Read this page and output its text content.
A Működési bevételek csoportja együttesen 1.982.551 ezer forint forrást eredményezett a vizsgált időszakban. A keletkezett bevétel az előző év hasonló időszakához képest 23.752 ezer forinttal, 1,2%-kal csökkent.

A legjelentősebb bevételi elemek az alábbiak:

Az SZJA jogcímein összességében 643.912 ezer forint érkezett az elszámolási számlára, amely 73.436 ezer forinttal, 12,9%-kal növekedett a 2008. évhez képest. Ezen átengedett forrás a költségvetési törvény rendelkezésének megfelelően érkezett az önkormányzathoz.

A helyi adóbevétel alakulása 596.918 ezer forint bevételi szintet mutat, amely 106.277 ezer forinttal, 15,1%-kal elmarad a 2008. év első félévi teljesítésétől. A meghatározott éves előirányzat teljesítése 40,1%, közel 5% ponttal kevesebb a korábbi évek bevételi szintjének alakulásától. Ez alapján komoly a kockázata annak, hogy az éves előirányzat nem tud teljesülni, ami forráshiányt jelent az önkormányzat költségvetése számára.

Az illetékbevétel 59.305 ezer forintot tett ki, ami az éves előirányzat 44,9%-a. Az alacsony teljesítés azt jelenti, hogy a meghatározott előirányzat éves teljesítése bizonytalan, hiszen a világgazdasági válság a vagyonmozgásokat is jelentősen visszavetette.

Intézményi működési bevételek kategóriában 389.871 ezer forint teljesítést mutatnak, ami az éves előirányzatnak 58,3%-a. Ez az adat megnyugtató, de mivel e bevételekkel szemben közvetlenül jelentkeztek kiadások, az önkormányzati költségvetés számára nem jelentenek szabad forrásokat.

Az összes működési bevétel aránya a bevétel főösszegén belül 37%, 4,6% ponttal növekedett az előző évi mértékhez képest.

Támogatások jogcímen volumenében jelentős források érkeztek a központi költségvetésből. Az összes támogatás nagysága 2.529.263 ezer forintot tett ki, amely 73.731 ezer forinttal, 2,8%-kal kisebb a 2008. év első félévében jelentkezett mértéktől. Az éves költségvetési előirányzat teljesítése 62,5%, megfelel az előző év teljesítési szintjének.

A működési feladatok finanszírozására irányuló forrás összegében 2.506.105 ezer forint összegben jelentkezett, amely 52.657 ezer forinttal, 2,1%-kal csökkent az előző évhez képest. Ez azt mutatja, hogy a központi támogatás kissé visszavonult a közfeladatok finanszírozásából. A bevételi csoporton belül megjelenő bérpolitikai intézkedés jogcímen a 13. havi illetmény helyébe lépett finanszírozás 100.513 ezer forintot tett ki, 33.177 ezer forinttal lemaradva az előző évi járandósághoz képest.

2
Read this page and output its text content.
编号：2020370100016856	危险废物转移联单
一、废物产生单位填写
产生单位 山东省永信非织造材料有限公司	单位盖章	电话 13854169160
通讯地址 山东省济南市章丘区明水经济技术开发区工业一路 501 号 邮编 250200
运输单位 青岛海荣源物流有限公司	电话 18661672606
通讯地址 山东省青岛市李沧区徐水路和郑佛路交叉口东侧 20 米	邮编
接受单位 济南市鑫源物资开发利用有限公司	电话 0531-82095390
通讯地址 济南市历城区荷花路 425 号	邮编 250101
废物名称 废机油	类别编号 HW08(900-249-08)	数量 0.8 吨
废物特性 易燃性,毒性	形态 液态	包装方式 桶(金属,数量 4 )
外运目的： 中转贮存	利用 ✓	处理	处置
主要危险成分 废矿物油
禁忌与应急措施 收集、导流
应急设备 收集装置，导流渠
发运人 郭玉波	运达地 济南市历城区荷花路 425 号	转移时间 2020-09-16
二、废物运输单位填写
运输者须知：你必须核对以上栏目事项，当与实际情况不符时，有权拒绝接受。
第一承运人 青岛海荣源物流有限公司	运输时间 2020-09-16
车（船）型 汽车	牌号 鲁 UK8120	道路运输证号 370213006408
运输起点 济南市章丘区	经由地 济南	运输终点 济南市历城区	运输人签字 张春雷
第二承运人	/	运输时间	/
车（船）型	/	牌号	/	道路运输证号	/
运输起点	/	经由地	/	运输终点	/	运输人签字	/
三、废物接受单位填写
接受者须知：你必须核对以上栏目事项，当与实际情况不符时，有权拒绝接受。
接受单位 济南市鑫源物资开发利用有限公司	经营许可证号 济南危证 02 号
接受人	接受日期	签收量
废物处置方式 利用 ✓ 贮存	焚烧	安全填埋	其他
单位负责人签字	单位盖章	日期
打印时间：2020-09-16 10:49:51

◆ STATED TASK ◆
Among the lines of the data, identify those with the word "运输人签字". Copy each of them.

◆ RESPONSE TO THE EXERCISE ◆
运输起点 济南市章丘区	经由地 济南	运输终点 济南市历城区	运输人签字 张春雷
运输起点	/	经由地	/	运输终点	/	运输人签字	/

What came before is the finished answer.